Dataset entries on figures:
____________

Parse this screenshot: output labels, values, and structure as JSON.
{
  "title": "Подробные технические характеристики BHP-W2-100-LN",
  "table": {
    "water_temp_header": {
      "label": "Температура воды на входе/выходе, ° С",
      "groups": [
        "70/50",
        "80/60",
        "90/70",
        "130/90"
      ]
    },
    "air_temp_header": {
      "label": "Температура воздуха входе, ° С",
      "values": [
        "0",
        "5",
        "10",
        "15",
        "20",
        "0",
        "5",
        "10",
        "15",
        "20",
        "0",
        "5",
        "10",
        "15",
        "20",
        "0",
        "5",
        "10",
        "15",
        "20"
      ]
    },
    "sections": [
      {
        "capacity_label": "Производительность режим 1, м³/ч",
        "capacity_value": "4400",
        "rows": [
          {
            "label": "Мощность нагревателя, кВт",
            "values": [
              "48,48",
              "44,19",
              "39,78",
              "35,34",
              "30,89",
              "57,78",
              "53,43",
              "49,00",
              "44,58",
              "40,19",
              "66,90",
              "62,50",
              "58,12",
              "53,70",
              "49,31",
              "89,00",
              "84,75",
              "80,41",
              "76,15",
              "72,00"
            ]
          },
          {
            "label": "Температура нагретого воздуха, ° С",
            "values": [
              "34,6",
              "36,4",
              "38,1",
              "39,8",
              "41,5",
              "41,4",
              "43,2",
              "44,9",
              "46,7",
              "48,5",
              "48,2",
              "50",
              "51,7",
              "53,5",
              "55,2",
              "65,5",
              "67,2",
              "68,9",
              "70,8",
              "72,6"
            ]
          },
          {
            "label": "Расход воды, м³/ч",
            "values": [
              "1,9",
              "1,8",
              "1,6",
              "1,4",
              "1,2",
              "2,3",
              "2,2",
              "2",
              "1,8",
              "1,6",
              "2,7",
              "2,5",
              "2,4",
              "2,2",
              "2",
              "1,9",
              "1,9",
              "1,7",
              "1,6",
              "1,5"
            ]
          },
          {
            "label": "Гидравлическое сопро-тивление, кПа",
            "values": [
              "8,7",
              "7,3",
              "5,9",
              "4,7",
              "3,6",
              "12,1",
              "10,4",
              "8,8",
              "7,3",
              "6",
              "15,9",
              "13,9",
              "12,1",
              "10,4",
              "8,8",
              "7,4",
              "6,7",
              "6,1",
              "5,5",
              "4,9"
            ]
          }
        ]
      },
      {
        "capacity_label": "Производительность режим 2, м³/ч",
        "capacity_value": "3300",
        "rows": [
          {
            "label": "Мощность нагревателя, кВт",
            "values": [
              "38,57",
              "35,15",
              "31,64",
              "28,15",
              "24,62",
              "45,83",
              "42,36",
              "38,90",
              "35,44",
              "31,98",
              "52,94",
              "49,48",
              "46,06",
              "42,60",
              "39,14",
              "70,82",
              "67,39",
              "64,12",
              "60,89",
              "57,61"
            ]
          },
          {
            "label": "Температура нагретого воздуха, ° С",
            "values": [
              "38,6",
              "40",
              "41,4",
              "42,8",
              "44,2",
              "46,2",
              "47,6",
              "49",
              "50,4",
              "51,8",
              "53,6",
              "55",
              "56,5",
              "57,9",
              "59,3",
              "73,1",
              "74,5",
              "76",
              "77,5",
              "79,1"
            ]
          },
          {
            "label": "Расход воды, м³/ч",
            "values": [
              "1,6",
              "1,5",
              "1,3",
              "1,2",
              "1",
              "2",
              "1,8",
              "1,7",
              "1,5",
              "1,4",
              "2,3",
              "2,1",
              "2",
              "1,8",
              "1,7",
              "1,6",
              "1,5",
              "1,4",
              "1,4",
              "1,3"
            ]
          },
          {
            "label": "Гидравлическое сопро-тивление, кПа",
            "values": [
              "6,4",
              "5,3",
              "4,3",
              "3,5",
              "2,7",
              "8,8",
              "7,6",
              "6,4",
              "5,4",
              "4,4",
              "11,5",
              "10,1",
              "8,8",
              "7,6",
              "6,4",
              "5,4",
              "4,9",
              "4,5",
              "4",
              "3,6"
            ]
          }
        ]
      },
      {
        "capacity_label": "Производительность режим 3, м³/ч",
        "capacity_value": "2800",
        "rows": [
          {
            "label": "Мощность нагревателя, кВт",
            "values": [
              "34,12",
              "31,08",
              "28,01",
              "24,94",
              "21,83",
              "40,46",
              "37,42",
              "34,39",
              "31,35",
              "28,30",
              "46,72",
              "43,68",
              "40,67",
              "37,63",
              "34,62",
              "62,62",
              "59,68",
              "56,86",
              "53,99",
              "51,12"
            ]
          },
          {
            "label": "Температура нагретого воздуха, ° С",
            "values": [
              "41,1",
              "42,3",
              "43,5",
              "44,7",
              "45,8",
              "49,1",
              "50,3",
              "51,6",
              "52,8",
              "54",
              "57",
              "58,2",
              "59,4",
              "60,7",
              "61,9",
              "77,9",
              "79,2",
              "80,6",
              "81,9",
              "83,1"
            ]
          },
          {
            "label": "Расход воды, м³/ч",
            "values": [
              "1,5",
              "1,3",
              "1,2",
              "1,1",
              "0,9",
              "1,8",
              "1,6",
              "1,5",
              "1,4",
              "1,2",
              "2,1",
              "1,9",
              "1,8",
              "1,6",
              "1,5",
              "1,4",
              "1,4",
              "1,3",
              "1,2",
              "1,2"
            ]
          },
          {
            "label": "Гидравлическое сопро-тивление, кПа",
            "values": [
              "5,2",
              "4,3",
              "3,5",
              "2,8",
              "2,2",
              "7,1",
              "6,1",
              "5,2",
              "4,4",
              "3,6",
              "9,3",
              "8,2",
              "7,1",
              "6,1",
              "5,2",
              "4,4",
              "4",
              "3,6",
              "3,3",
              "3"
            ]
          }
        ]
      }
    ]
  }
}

____________

Scan the listing above and identify each line holding the string "входе"; copy every such line.

Task solution:
      "label": "Температура воды на входе/выходе, ° С",
      "label": "Температура воздуха входе, ° С",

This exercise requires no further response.